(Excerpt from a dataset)

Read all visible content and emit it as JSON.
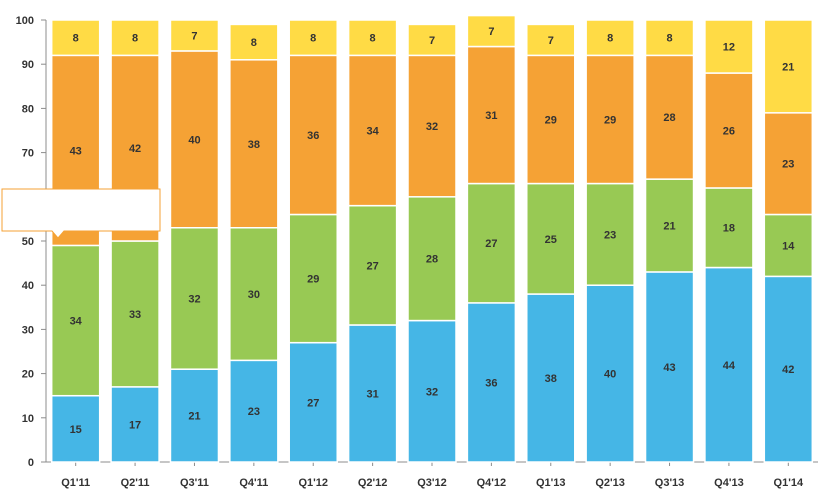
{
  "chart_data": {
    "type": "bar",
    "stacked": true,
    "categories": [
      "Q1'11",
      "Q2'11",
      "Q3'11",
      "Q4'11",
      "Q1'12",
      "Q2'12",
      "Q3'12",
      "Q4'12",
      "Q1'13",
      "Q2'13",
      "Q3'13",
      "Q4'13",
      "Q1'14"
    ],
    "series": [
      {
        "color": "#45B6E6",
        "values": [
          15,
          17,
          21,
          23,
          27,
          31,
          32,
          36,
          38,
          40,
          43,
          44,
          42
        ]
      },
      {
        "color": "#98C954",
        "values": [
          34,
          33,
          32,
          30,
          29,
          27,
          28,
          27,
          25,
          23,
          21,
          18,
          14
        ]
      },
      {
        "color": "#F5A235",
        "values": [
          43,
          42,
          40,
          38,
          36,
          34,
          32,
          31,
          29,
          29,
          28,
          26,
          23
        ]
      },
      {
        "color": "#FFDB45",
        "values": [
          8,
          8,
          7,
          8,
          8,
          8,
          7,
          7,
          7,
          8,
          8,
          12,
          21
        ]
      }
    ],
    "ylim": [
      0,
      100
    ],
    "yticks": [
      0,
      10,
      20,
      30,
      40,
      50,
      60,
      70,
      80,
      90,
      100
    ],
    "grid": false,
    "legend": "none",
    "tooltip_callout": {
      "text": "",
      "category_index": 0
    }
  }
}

(GIVEN PROBLEM): Scan the data for the word "color" and copy every line where it shows up.

(RESULT OF THIS EXERCISE):
        "color": "#45B6E6",
        "color": "#98C954",
        "color": "#F5A235",
        "color": "#FFDB45",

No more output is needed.